Entries taken from a collection
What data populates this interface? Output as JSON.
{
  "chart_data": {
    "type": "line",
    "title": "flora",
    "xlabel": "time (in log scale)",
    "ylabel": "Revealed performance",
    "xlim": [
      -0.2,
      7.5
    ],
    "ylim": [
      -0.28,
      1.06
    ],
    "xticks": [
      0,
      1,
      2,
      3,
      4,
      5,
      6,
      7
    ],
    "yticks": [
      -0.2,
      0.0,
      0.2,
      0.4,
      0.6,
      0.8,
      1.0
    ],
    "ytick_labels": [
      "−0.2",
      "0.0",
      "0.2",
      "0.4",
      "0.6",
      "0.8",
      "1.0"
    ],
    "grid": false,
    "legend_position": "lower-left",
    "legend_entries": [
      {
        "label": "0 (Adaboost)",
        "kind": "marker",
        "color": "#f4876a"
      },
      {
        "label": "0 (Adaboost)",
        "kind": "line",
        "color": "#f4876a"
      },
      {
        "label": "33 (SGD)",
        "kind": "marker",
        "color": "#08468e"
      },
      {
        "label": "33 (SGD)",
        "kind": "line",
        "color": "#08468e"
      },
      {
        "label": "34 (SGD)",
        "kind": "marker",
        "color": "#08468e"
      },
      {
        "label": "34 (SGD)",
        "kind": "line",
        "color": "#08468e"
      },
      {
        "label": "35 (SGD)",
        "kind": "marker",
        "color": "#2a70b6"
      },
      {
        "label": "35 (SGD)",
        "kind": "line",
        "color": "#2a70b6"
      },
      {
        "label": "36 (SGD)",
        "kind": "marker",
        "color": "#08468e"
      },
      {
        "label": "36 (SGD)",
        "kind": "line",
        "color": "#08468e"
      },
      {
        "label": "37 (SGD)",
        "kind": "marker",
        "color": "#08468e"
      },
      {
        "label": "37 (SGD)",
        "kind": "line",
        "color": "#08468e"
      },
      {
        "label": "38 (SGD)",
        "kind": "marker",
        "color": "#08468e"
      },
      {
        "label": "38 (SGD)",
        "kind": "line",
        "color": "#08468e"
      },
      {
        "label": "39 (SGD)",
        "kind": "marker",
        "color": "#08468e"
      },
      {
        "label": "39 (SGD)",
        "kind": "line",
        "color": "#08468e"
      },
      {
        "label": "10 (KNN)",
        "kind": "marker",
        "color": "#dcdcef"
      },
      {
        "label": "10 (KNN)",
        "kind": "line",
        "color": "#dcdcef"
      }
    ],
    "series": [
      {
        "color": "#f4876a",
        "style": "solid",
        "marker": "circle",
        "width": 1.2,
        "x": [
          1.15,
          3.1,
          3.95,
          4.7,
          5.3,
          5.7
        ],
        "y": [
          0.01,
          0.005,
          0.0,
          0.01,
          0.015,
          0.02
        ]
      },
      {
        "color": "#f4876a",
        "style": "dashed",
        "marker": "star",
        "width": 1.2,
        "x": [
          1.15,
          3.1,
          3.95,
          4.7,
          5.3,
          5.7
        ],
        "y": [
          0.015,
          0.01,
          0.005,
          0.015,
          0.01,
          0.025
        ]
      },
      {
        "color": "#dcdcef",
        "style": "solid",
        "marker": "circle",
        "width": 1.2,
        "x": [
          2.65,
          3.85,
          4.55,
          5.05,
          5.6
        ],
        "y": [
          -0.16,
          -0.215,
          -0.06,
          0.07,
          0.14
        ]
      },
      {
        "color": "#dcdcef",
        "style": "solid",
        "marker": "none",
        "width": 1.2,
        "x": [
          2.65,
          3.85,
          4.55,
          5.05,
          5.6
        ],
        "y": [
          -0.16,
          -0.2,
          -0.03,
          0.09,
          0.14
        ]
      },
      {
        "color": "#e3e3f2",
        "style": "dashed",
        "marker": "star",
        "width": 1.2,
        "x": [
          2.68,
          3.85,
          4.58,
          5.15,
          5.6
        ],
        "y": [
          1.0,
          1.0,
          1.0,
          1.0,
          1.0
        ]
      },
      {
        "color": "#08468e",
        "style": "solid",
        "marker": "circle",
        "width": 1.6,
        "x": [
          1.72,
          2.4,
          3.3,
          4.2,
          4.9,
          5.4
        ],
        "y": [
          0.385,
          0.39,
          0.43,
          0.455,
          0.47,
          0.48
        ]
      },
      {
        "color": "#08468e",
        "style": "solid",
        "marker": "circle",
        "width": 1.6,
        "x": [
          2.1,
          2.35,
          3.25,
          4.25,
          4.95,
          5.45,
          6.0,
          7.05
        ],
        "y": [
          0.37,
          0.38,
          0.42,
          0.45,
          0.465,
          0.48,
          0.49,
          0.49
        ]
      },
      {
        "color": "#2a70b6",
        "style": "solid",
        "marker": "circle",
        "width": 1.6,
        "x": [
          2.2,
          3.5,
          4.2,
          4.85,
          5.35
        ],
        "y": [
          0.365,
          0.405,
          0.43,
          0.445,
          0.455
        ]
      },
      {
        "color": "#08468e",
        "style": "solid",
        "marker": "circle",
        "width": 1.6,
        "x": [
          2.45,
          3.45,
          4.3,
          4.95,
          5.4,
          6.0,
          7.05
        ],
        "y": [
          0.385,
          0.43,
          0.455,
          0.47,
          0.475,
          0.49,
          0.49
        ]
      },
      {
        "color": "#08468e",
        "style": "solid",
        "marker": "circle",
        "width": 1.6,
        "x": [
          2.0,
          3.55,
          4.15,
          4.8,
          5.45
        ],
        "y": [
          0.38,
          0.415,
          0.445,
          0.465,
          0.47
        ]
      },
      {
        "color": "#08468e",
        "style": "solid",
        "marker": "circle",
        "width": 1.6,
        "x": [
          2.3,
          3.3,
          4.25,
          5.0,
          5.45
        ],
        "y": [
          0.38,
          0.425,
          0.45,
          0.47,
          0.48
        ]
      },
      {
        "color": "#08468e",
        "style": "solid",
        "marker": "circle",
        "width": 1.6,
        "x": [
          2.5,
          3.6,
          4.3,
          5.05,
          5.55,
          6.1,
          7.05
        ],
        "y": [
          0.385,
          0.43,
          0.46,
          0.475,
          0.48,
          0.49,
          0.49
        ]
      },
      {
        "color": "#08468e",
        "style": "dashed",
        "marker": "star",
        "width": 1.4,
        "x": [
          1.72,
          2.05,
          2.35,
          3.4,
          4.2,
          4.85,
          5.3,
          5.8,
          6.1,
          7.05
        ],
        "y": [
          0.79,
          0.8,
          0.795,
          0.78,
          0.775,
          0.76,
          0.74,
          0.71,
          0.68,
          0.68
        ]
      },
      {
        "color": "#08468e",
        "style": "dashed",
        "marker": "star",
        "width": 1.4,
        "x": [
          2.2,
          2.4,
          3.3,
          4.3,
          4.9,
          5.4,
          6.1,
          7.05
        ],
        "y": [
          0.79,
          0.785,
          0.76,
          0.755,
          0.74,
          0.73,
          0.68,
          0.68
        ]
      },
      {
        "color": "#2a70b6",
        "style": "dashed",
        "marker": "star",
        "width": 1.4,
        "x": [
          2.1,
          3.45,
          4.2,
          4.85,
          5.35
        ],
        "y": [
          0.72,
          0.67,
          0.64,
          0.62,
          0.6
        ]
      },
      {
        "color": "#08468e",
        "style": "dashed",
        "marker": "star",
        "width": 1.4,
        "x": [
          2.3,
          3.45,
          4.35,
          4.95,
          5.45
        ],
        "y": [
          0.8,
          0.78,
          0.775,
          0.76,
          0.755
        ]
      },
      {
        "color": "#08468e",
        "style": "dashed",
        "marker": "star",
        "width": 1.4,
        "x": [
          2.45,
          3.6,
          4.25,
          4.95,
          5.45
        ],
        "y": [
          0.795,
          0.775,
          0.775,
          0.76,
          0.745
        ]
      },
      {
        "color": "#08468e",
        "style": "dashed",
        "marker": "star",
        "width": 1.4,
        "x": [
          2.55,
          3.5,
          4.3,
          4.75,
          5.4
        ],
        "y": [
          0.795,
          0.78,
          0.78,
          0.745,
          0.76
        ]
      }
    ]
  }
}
* * *
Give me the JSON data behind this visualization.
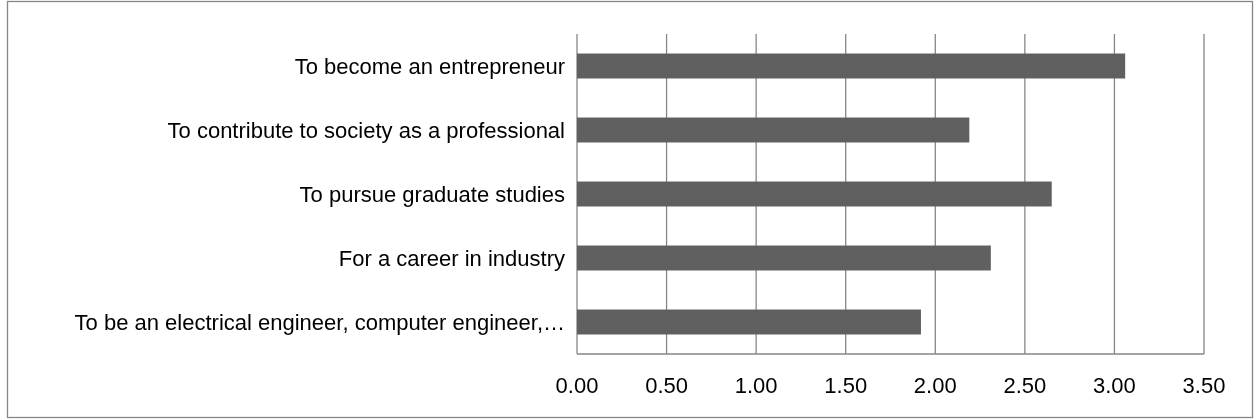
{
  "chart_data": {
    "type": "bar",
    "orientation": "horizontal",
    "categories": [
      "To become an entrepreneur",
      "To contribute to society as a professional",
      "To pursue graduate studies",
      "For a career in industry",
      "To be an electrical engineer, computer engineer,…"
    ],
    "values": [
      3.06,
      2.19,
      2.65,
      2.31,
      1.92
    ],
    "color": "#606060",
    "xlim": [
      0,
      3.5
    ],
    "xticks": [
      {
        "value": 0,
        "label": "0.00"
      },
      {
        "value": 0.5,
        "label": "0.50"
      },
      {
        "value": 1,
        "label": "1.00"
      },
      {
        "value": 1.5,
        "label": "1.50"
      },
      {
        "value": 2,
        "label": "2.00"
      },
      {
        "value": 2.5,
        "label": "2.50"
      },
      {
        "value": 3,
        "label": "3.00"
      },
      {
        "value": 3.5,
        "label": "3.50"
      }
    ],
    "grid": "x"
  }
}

Objective:
Find and copy each line above that includes the string "JSON".

Completed task:
What data populates this interface? Output as JSON.
Give me the JSON data behind this visualization.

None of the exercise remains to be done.